* start LISTED ENTRIES *

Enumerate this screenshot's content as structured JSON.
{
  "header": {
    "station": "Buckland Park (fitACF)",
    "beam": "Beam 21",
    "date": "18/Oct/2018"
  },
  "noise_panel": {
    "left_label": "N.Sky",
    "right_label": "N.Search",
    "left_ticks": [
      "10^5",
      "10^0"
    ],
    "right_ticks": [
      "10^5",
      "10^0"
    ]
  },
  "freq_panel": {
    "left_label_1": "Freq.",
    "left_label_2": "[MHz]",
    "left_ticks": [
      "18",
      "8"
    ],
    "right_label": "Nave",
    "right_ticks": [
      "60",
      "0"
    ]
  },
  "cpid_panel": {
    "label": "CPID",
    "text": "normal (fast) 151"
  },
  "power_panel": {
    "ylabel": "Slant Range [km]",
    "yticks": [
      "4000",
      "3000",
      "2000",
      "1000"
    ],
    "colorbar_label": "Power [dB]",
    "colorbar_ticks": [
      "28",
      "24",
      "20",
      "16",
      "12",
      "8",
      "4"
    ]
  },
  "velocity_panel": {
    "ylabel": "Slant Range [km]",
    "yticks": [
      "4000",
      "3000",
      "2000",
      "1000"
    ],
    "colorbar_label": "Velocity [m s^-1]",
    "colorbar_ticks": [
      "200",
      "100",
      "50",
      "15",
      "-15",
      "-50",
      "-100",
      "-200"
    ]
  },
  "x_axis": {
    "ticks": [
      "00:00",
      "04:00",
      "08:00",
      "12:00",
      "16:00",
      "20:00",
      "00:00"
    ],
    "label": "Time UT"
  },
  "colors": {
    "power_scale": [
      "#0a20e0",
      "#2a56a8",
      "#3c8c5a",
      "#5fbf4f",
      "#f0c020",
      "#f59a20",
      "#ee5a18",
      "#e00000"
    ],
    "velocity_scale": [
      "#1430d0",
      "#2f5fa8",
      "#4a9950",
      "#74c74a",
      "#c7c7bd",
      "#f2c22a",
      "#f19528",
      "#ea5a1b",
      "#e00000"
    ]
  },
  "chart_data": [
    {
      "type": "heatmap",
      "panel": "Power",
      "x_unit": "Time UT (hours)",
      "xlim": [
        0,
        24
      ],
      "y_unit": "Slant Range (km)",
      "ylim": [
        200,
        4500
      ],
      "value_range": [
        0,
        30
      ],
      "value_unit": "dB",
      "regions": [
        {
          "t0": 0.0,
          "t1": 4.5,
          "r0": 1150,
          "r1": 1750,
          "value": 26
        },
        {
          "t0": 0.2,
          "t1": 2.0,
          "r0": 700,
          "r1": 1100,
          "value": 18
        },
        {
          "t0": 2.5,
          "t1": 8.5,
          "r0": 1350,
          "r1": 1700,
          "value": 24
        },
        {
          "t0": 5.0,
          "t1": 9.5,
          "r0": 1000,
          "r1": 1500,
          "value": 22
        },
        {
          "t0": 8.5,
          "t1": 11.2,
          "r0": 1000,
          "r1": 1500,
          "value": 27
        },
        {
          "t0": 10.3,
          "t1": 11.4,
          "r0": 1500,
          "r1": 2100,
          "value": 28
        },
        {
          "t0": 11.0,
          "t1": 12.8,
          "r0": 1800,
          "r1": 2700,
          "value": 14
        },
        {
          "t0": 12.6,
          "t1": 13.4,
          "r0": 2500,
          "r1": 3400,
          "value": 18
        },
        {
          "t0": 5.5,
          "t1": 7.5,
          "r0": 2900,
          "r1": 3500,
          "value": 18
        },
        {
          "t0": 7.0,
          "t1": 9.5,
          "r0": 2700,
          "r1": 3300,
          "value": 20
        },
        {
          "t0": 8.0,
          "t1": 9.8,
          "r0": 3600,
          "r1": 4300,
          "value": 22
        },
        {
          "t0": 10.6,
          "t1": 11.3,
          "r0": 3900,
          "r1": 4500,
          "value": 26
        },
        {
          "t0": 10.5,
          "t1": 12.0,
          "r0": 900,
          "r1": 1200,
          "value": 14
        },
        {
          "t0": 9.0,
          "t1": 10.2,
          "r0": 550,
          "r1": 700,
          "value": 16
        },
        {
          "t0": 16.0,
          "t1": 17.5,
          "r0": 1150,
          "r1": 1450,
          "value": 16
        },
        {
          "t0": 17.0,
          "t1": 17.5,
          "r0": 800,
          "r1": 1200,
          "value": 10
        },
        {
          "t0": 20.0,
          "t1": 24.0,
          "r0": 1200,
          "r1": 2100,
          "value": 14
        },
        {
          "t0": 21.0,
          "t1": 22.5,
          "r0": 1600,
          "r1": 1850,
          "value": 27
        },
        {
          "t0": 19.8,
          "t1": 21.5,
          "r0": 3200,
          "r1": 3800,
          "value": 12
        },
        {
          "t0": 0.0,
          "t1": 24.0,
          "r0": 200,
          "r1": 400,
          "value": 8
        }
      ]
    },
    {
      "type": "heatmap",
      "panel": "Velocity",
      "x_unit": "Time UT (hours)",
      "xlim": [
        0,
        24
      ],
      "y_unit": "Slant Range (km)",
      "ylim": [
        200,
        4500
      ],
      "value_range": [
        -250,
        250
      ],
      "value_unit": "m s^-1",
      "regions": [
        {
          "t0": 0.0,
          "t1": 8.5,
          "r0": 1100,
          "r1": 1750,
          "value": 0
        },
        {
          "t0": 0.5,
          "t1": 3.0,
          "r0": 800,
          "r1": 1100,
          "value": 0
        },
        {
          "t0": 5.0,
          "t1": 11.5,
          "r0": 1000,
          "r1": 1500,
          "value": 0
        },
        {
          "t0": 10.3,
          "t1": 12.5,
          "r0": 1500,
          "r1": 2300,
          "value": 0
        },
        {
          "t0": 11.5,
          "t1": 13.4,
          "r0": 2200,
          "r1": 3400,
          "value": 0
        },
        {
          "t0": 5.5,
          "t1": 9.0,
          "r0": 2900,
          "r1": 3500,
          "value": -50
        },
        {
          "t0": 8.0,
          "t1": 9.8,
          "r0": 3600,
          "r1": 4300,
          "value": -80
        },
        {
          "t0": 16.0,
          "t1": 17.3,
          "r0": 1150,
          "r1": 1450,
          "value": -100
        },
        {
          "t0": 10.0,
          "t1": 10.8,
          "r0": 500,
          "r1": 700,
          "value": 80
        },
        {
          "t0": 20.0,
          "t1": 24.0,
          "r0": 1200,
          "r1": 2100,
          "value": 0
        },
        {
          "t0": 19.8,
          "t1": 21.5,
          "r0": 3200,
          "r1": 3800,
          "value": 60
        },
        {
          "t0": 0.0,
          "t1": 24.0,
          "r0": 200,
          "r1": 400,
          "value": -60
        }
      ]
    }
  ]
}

* end LISTED ENTRIES *

◆ AIM OF THE TASK
Extract the listing in its entirety and repeat it exactly.

◆ FINAL RESULT
Enumerate this screenshot's content as structured JSON.
{
  "header": {
    "station": "Buckland Park (fitACF)",
    "beam": "Beam 21",
    "date": "18/Oct/2018"
  },
  "noise_panel": {
    "left_label": "N.Sky",
    "right_label": "N.Search",
    "left_ticks": [
      "10^5",
      "10^0"
    ],
    "right_ticks": [
      "10^5",
      "10^0"
    ]
  },
  "freq_panel": {
    "left_label_1": "Freq.",
    "left_label_2": "[MHz]",
    "left_ticks": [
      "18",
      "8"
    ],
    "right_label": "Nave",
    "right_ticks": [
      "60",
      "0"
    ]
  },
  "cpid_panel": {
    "label": "CPID",
    "text": "normal (fast) 151"
  },
  "power_panel": {
    "ylabel": "Slant Range [km]",
    "yticks": [
      "4000",
      "3000",
      "2000",
      "1000"
    ],
    "colorbar_label": "Power [dB]",
    "colorbar_ticks": [
      "28",
      "24",
      "20",
      "16",
      "12",
      "8",
      "4"
    ]
  },
  "velocity_panel": {
    "ylabel": "Slant Range [km]",
    "yticks": [
      "4000",
      "3000",
      "2000",
      "1000"
    ],
    "colorbar_label": "Velocity [m s^-1]",
    "colorbar_ticks": [
      "200",
      "100",
      "50",
      "15",
      "-15",
      "-50",
      "-100",
      "-200"
    ]
  },
  "x_axis": {
    "ticks": [
      "00:00",
      "04:00",
      "08:00",
      "12:00",
      "16:00",
      "20:00",
      "00:00"
    ],
    "label": "Time UT"
  },
  "colors": {
    "power_scale": [
      "#0a20e0",
      "#2a56a8",
      "#3c8c5a",
      "#5fbf4f",
      "#f0c020",
      "#f59a20",
      "#ee5a18",
      "#e00000"
    ],
    "velocity_scale": [
      "#1430d0",
      "#2f5fa8",
      "#4a9950",
      "#74c74a",
      "#c7c7bd",
      "#f2c22a",
      "#f19528",
      "#ea5a1b",
      "#e00000"
    ]
  },
  "chart_data": [
    {
      "type": "heatmap",
      "panel": "Power",
      "x_unit": "Time UT (hours)",
      "xlim": [
        0,
        24
      ],
      "y_unit": "Slant Range (km)",
      "ylim": [
        200,
        4500
      ],
      "value_range": [
        0,
        30
      ],
      "value_unit": "dB",
      "regions": [
        {
          "t0": 0.0,
          "t1": 4.5,
          "r0": 1150,
          "r1": 1750,
          "value": 26
        },
        {
          "t0": 0.2,
          "t1": 2.0,
          "r0": 700,
          "r1": 1100,
          "value": 18
        },
        {
          "t0": 2.5,
          "t1": 8.5,
          "r0": 1350,
          "r1": 1700,
          "value": 24
        },
        {
          "t0": 5.0,
          "t1": 9.5,
          "r0": 1000,
          "r1": 1500,
          "value": 22
        },
        {
          "t0": 8.5,
          "t1": 11.2,
          "r0": 1000,
          "r1": 1500,
          "value": 27
        },
        {
          "t0": 10.3,
          "t1": 11.4,
          "r0": 1500,
          "r1": 2100,
          "value": 28
        },
        {
          "t0": 11.0,
          "t1": 12.8,
          "r0": 1800,
          "r1": 2700,
          "value": 14
        },
        {
          "t0": 12.6,
          "t1": 13.4,
          "r0": 2500,
          "r1": 3400,
          "value": 18
        },
        {
          "t0": 5.5,
          "t1": 7.5,
          "r0": 2900,
          "r1": 3500,
          "value": 18
        },
        {
          "t0": 7.0,
          "t1": 9.5,
          "r0": 2700,
          "r1": 3300,
          "value": 20
        },
        {
          "t0": 8.0,
          "t1": 9.8,
          "r0": 3600,
          "r1": 4300,
          "value": 22
        },
        {
          "t0": 10.6,
          "t1": 11.3,
          "r0": 3900,
          "r1": 4500,
          "value": 26
        },
        {
          "t0": 10.5,
          "t1": 12.0,
          "r0": 900,
          "r1": 1200,
          "value": 14
        },
        {
          "t0": 9.0,
          "t1": 10.2,
          "r0": 550,
          "r1": 700,
          "value": 16
        },
        {
          "t0": 16.0,
          "t1": 17.5,
          "r0": 1150,
          "r1": 1450,
          "value": 16
        },
        {
          "t0": 17.0,
          "t1": 17.5,
          "r0": 800,
          "r1": 1200,
          "value": 10
        },
        {
          "t0": 20.0,
          "t1": 24.0,
          "r0": 1200,
          "r1": 2100,
          "value": 14
        },
        {
          "t0": 21.0,
          "t1": 22.5,
          "r0": 1600,
          "r1": 1850,
          "value": 27
        },
        {
          "t0": 19.8,
          "t1": 21.5,
          "r0": 3200,
          "r1": 3800,
          "value": 12
        },
        {
          "t0": 0.0,
          "t1": 24.0,
          "r0": 200,
          "r1": 400,
          "value": 8
        }
      ]
    },
    {
      "type": "heatmap",
      "panel": "Velocity",
      "x_unit": "Time UT (hours)",
      "xlim": [
        0,
        24
      ],
      "y_unit": "Slant Range (km)",
      "ylim": [
        200,
        4500
      ],
      "value_range": [
        -250,
        250
      ],
      "value_unit": "m s^-1",
      "regions": [
        {
          "t0": 0.0,
          "t1": 8.5,
          "r0": 1100,
          "r1": 1750,
          "value": 0
        },
        {
          "t0": 0.5,
          "t1": 3.0,
          "r0": 800,
          "r1": 1100,
          "value": 0
        },
        {
          "t0": 5.0,
          "t1": 11.5,
          "r0": 1000,
          "r1": 1500,
          "value": 0
        },
        {
          "t0": 10.3,
          "t1": 12.5,
          "r0": 1500,
          "r1": 2300,
          "value": 0
        },
        {
          "t0": 11.5,
          "t1": 13.4,
          "r0": 2200,
          "r1": 3400,
          "value": 0
        },
        {
          "t0": 5.5,
          "t1": 9.0,
          "r0": 2900,
          "r1": 3500,
          "value": -50
        },
        {
          "t0": 8.0,
          "t1": 9.8,
          "r0": 3600,
          "r1": 4300,
          "value": -80
        },
        {
          "t0": 16.0,
          "t1": 17.3,
          "r0": 1150,
          "r1": 1450,
          "value": -100
        },
        {
          "t0": 10.0,
          "t1": 10.8,
          "r0": 500,
          "r1": 700,
          "value": 80
        },
        {
          "t0": 20.0,
          "t1": 24.0,
          "r0": 1200,
          "r1": 2100,
          "value": 0
        },
        {
          "t0": 19.8,
          "t1": 21.5,
          "r0": 3200,
          "r1": 3800,
          "value": 60
        },
        {
          "t0": 0.0,
          "t1": 24.0,
          "r0": 200,
          "r1": 400,
          "value": -60
        }
      ]
    }
  ]
}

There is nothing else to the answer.